>> start

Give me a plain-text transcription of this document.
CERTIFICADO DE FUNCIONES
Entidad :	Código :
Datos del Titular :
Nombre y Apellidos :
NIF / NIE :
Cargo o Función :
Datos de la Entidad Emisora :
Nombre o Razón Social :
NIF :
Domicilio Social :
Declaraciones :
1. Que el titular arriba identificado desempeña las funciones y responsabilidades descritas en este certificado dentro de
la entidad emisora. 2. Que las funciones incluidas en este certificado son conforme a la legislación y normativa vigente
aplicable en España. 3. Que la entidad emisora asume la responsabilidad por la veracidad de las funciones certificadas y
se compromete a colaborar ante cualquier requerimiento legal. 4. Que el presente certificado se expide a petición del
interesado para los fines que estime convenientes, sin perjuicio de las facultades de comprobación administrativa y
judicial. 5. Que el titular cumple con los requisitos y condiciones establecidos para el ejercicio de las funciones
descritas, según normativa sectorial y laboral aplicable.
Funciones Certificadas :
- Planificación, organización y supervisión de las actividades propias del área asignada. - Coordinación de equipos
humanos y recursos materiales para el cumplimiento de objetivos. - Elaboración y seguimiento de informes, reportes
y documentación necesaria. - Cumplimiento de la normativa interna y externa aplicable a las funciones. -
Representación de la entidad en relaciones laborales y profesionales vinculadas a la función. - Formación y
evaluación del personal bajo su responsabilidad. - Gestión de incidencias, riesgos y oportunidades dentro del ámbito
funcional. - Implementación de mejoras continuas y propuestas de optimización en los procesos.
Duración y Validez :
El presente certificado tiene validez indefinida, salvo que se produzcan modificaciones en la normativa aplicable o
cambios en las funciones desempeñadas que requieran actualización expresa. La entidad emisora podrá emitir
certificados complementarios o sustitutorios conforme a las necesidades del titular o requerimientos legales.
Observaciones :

>> end

The full set of records should be duplicated exactly.

Give me a plain-text transcription of this document.
CERTIFICADO DE FUNCIONES
Entidad :	Código :
Datos del Titular :
Nombre y Apellidos :
NIF / NIE :
Cargo o Función :
Datos de la Entidad Emisora :
Nombre o Razón Social :
NIF :
Domicilio Social :
Declaraciones :
1. Que el titular arriba identificado desempeña las funciones y responsabilidades descritas en este certificado dentro de
la entidad emisora. 2. Que las funciones incluidas en este certificado son conforme a la legislación y normativa vigente
aplicable en España. 3. Que la entidad emisora asume la responsabilidad por la veracidad de las funciones certificadas y
se compromete a colaborar ante cualquier requerimiento legal. 4. Que el presente certificado se expide a petición del
interesado para los fines que estime convenientes, sin perjuicio de las facultades de comprobación administrativa y
judicial. 5. Que el titular cumple con los requisitos y condiciones establecidos para el ejercicio de las funciones
descritas, según normativa sectorial y laboral aplicable.
Funciones Certificadas :
- Planificación, organización y supervisión de las actividades propias del área asignada. - Coordinación de equipos
humanos y recursos materiales para el cumplimiento de objetivos. - Elaboración y seguimiento de informes, reportes
y documentación necesaria. - Cumplimiento de la normativa interna y externa aplicable a las funciones. -
Representación de la entidad en relaciones laborales y profesionales vinculadas a la función. - Formación y
evaluación del personal bajo su responsabilidad. - Gestión de incidencias, riesgos y oportunidades dentro del ámbito
funcional. - Implementación de mejoras continuas y propuestas de optimización en los procesos.
Duración y Validez :
El presente certificado tiene validez indefinida, salvo que se produzcan modificaciones en la normativa aplicable o
cambios en las funciones desempeñadas que requieran actualización expresa. La entidad emisora podrá emitir
certificados complementarios o sustitutorios conforme a las necesidades del titular o requerimientos legales.
Observaciones :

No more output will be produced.